Locate the word "보러가기" in the entries below, then gather every line that holds it.

>> START

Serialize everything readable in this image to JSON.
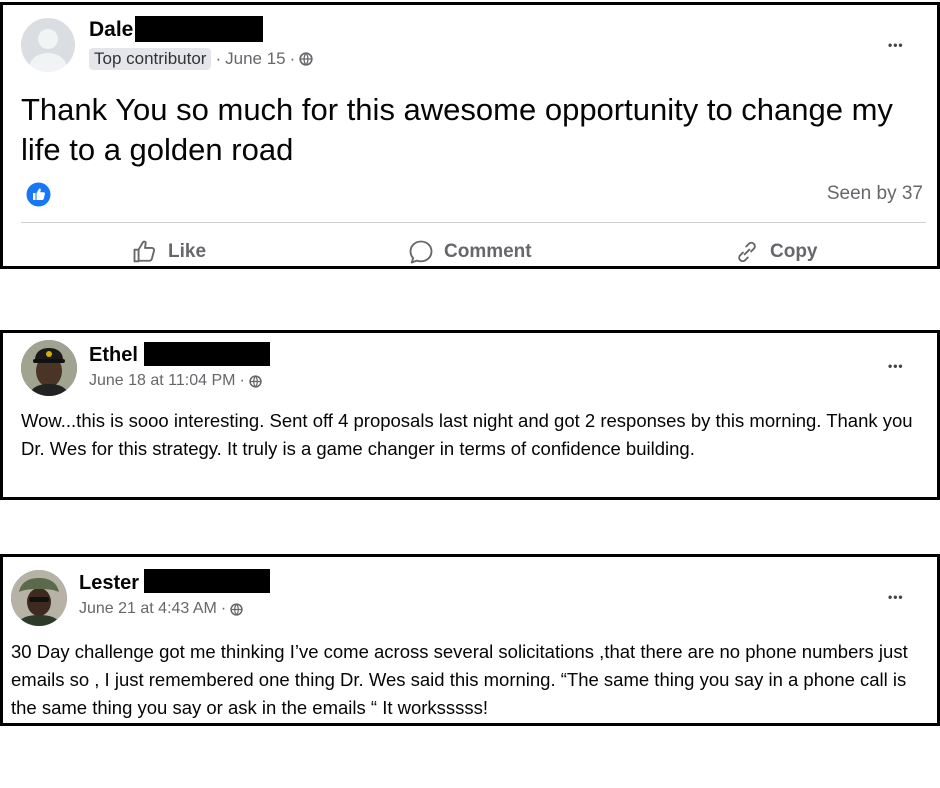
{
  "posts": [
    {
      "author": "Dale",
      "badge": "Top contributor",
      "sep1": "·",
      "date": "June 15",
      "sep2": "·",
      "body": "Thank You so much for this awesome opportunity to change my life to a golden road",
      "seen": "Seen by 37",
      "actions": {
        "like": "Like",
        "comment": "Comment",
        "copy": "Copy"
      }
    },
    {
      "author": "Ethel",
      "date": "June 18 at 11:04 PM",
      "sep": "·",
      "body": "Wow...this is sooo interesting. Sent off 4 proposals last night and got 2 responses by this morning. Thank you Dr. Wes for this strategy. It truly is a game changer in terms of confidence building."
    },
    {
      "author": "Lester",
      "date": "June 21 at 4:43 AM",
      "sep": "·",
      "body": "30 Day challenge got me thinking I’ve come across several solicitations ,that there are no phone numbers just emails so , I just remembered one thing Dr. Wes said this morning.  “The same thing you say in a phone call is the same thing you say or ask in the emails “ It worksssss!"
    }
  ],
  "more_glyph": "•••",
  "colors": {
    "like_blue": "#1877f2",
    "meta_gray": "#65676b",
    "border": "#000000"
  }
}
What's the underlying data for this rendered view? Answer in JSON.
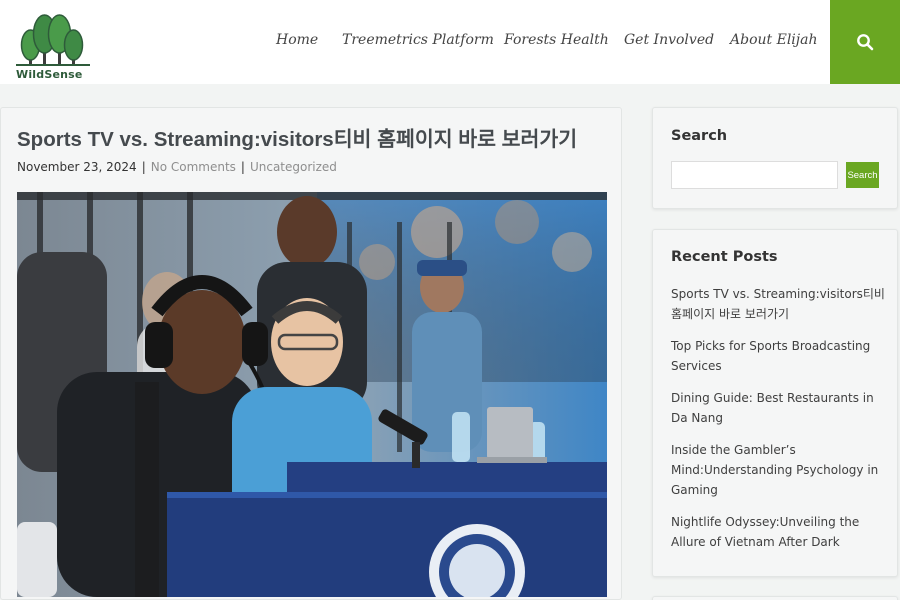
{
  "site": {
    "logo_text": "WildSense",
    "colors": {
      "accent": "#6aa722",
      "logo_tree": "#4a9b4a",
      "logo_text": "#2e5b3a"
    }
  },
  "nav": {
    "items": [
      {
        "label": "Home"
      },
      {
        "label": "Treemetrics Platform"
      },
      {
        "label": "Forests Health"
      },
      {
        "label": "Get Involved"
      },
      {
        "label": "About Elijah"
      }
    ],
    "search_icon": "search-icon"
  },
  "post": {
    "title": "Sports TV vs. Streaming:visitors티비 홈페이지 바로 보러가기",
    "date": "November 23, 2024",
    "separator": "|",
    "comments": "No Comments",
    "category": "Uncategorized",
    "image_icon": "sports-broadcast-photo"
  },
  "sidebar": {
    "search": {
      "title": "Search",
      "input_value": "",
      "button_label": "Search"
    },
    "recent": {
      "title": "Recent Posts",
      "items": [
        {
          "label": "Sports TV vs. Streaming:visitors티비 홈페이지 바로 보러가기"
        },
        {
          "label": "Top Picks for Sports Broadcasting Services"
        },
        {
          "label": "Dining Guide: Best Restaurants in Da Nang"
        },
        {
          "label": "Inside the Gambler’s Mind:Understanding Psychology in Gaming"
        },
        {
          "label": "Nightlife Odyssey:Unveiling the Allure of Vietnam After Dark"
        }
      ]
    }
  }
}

>> END

● **THE COMPLETED TASK**
    "title": "Sports TV vs. Streaming:visitors티비 홈페이지 바로 보러가기",
          "label": "Sports TV vs. Streaming:visitors티비 홈페이지 바로 보러가기"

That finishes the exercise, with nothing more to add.